WHAT THE TASK REQUIRES – Set out each line from the following listing that includes the word "text".

── TASK INPUT ──

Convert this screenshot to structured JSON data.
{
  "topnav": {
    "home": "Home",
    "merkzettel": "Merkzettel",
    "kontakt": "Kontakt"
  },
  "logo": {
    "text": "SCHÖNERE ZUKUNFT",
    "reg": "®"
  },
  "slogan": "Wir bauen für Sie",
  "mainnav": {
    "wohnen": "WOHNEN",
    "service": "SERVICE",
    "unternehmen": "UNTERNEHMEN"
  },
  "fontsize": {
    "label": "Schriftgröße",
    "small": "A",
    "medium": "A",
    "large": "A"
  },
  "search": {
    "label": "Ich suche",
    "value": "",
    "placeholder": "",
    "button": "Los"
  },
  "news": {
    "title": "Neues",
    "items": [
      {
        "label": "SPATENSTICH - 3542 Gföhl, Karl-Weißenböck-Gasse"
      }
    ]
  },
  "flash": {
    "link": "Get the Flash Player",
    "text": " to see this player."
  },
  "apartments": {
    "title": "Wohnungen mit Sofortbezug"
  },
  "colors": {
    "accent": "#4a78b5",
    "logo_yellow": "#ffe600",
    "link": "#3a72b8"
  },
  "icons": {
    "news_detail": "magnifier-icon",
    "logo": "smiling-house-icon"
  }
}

───

OUTPUT BELOW –
    "text": "SCHÖNERE ZUKUNFT",
    "text": " to see this player."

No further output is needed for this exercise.